[Collected data]

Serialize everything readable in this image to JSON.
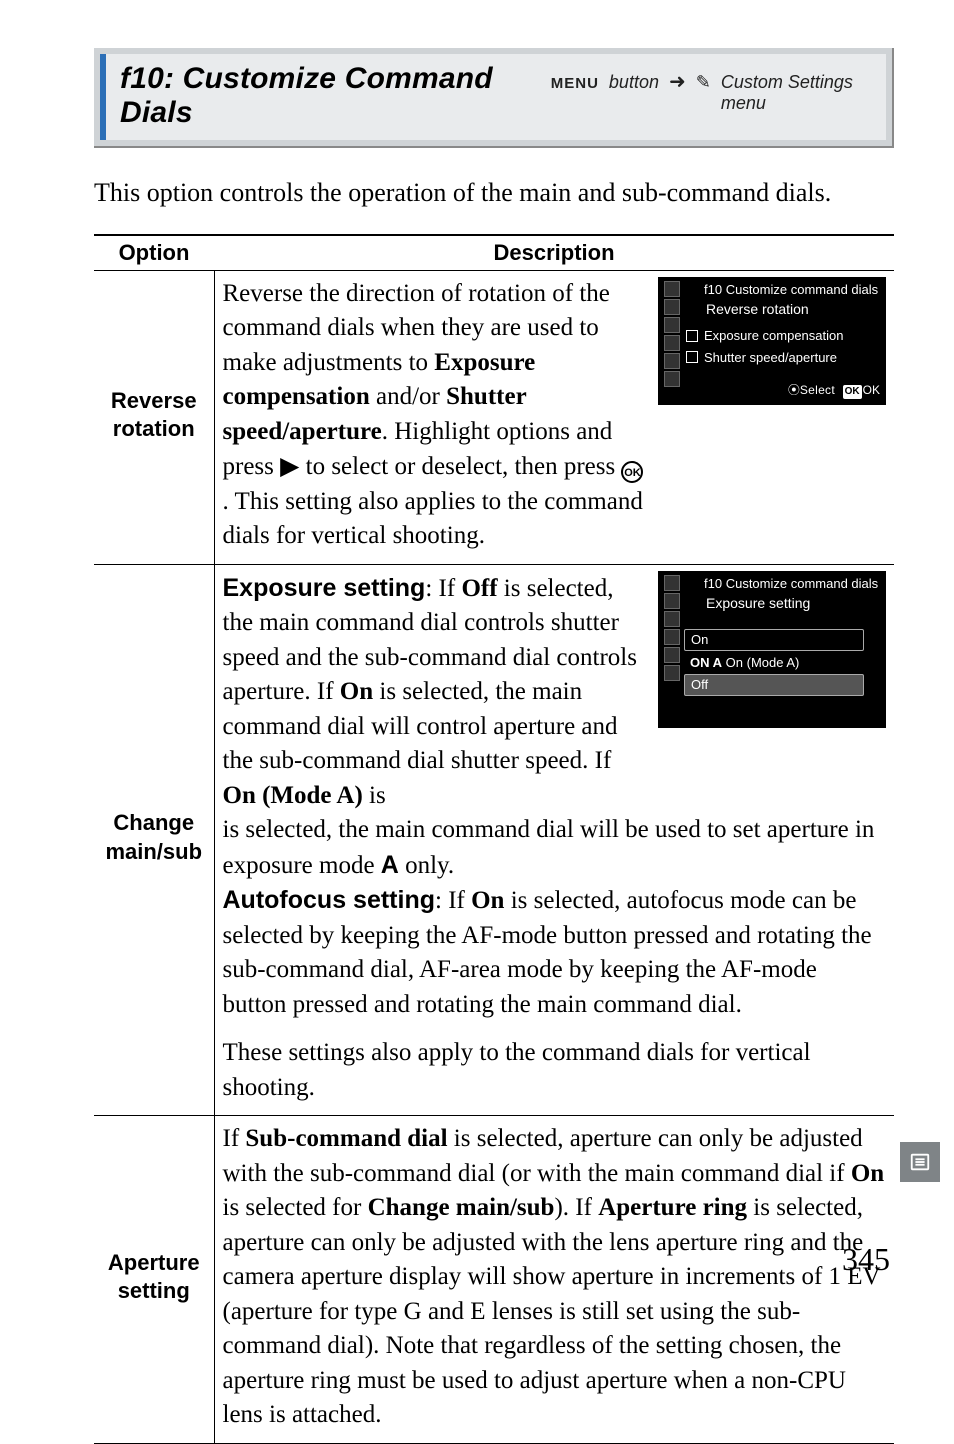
{
  "header": {
    "title": "f10: Customize Command Dials",
    "menu_label": "MENU",
    "button_label": "button",
    "arrow": "➜",
    "pencil": "✎",
    "menu_name": "Custom Settings menu"
  },
  "intro": "This option controls the operation of the main and sub-command dials.",
  "table": {
    "col_option": "Option",
    "col_desc": "Description",
    "rows": [
      {
        "name": "Reverse rotation",
        "text_parts": {
          "p1a": "Reverse the direction of rotation of the command dials when they are used to make adjustments to ",
          "b1": "Exposure compensation",
          "p1b": " and/or ",
          "b2": "Shutter speed/aperture",
          "p1c": ".  Highlight options and press ",
          "tri": "▶",
          "p1d": " to select or deselect, then press ",
          "ok": "OK",
          "p1e": ". This setting also applies to the command dials for vertical shooting."
        },
        "lcd": {
          "hdr_prefix": "f10",
          "hdr": "Customize command dials",
          "sub": "Reverse rotation",
          "opts": [
            "Exposure compensation",
            "Shutter speed/aperture"
          ],
          "footer_select": "Select",
          "footer_ok": "OK",
          "footer_ok2": "OK"
        }
      },
      {
        "name": "Change main/sub",
        "text_parts": {
          "seg1_label": "Exposure setting",
          "seg1a": ": If ",
          "seg1_off": "Off",
          "seg1b": " is selected, the main command dial controls shutter speed and the sub-command dial controls aperture.  If ",
          "seg1_on": "On",
          "seg1c": " is selected, the main command dial will control aperture and the sub-command dial shutter speed.  If ",
          "seg1_onA": "On (Mode A)",
          "seg1d": " is selected, the main command dial will be used to set aperture in exposure mode ",
          "modeA": "A",
          "seg1e": " only.",
          "seg2_label": "Autofocus setting",
          "seg2a": ": If ",
          "seg2_on": "On",
          "seg2b": " is selected, autofocus mode can be selected by keeping the AF-mode button pressed and rotating the sub-command dial, AF-area mode by keeping the AF-mode button pressed and rotating the main command dial.",
          "seg3": "These settings also apply to the command dials for vertical shooting."
        },
        "lcd": {
          "hdr_prefix": "f10",
          "hdr": "Customize command dials",
          "sub": "Exposure setting",
          "opts": [
            {
              "label": "On",
              "style": "pill"
            },
            {
              "label": "On (Mode A)",
              "prefix": "ON A",
              "style": "plain"
            },
            {
              "label": "Off",
              "style": "pill-sel"
            }
          ]
        }
      },
      {
        "name": "Aperture setting",
        "text_parts": {
          "a": "If ",
          "b1": "Sub-command dial",
          "c": " is selected, aperture can only be adjusted with the sub-command dial (or with the main command dial if ",
          "b2": "On",
          "d": " is selected for ",
          "b3": "Change main/sub",
          "e": ").  If ",
          "b4": "Aperture ring",
          "f": " is selected, aperture can only be adjusted with the lens aperture ring and the camera aperture display will show aperture in increments of 1 EV (aperture for type G and E lenses is still set using the sub-command dial).  Note that regardless of the setting chosen, the aperture ring must be used to adjust aperture when a non-CPU lens is attached."
        }
      }
    ]
  },
  "page_number": "345"
}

What is required:
Using the material above, copy every line in which the string "adjusted" occurs.

Solution to the problem:
          "c": " is selected, aperture can only be adjusted with the sub-command dial (or with the main command dial if ",
          "f": " is selected, aperture can only be adjusted with the lens aperture ring and the camera aperture display will show aperture in increments of 1 EV (aperture for type G and E lenses is still set using the sub-command dial).  Note that regardless of the setting chosen, the aperture ring must be used to adjust aperture when a non-CPU lens is attached."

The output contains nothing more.